Provided data ::

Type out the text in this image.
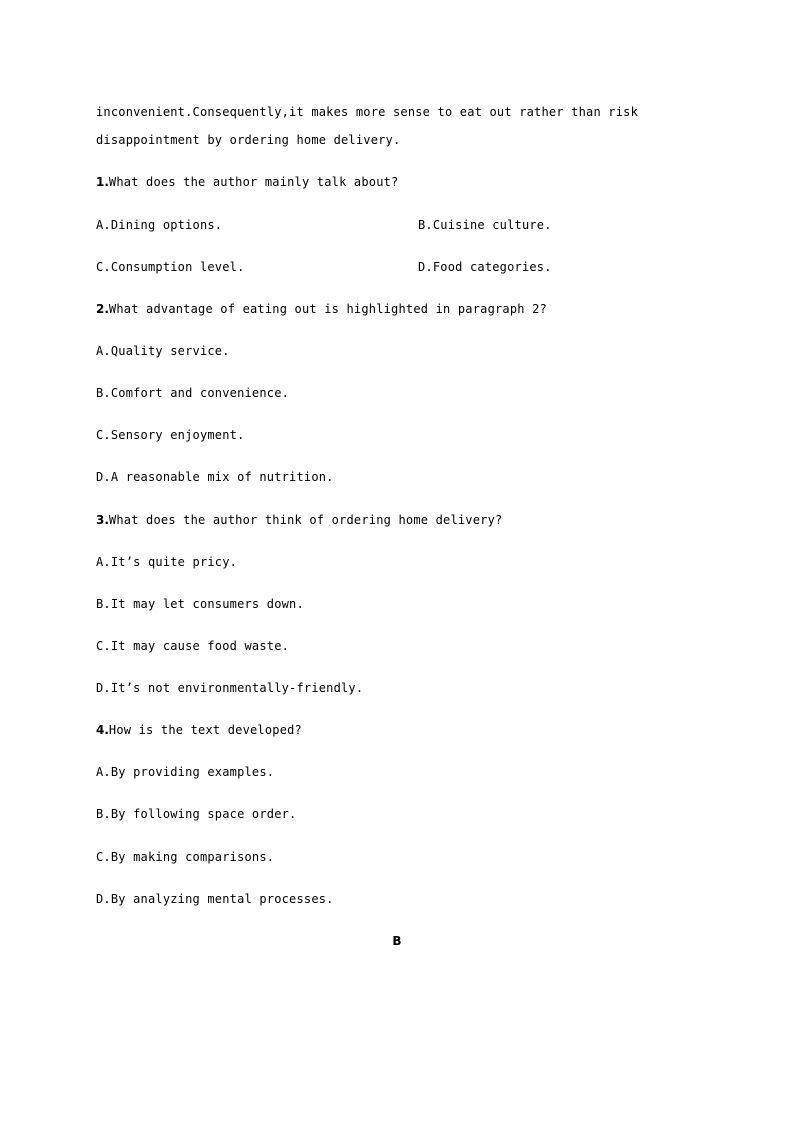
inconvenient.Consequently,it makes more sense to eat out rather than risk
disappointment by ordering home delivery.
1.What does the author mainly talk about?
A.Dining options.	B.Cuisine culture.
C.Consumption level.	D.Food categories.
2.What advantage of eating out is highlighted in paragraph 2?
A.Quality service.
B.Comfort and convenience.
C.Sensory enjoyment.
D.A reasonable mix of nutrition.
3.What does the author think of ordering home delivery?
A.It’s quite pricy.
B.It may let consumers down.
C.It may cause food waste.
D.It’s not environmentally-friendly.
4.How is the text developed?
A.By providing examples.
B.By following space order.
C.By making comparisons.
D.By analyzing mental processes.
B
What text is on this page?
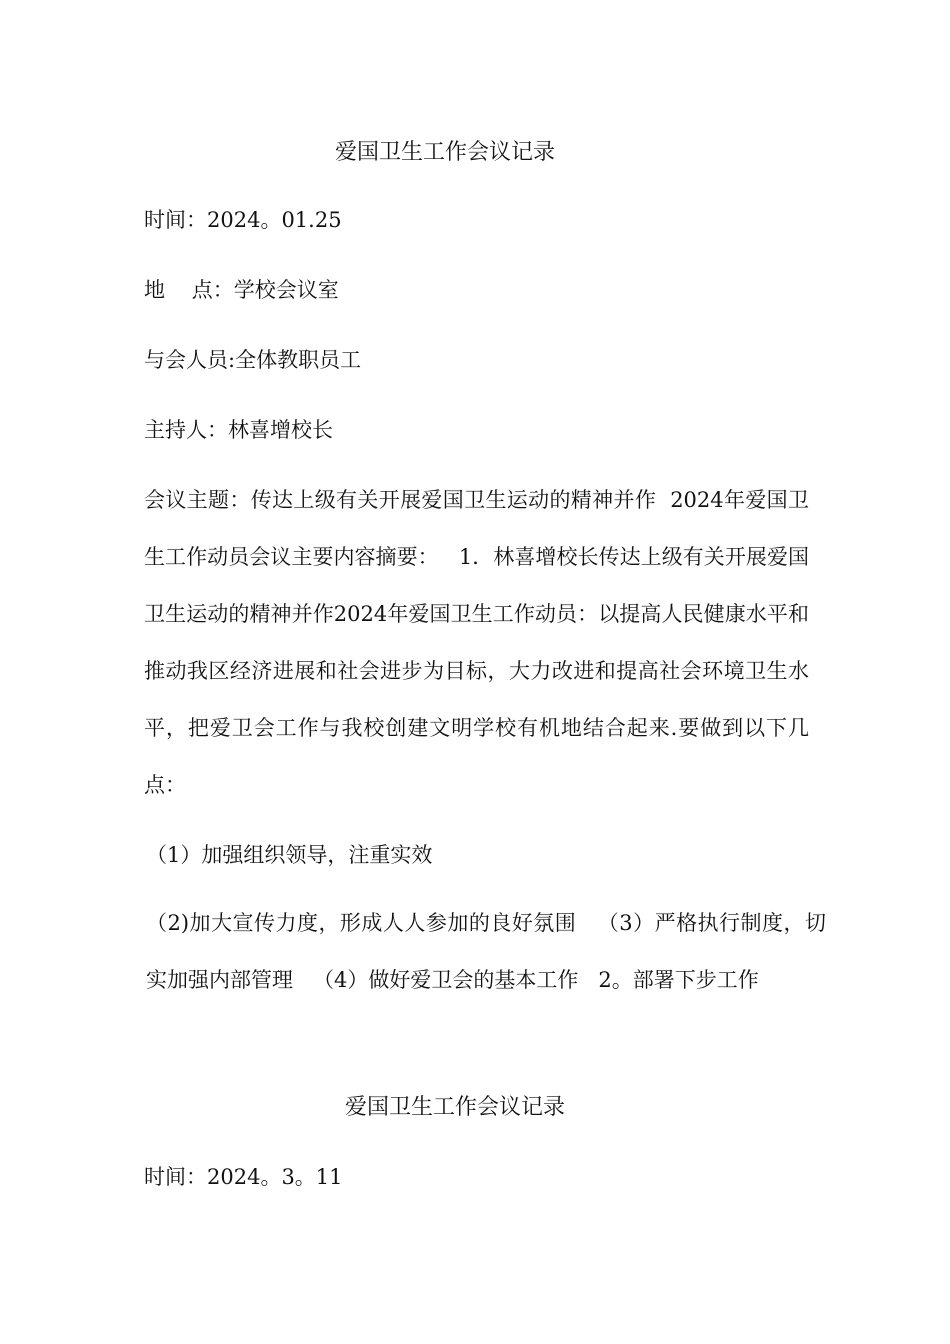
爱国卫生工作会议记录
时间：2024。01.25
地    点：学校会议室
与会人员:全体教职员工
主持人：林喜增校长
会议主题：传达上级有关开展爱国卫生运动的精神并作  2024年爱国卫生工作动员会议主要内容摘要：   1．林喜增校长传达上级有关开展爱国卫生运动的精神并作2024年爱国卫生工作动员：以提高人民健康水平和推动我区经济进展和社会进步为目标，大力改进和提高社会环境卫生水平，把爱卫会工作与我校创建文明学校有机地结合起来.要做到以下几点：
（1）加强组织领导，注重实效
（2)加大宣传力度，形成人人参加的良好氛围   （3）严格执行制度，切实加强内部管理   （4）做好爱卫会的基本工作   2。部署下步工作
爱国卫生工作会议记录
时间：2024。3。11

What to do :: Pull out every line of the records above that contains the word "ordering".

Result for this task ::
disappointment by ordering home delivery.
3.What does the author think of ordering home delivery?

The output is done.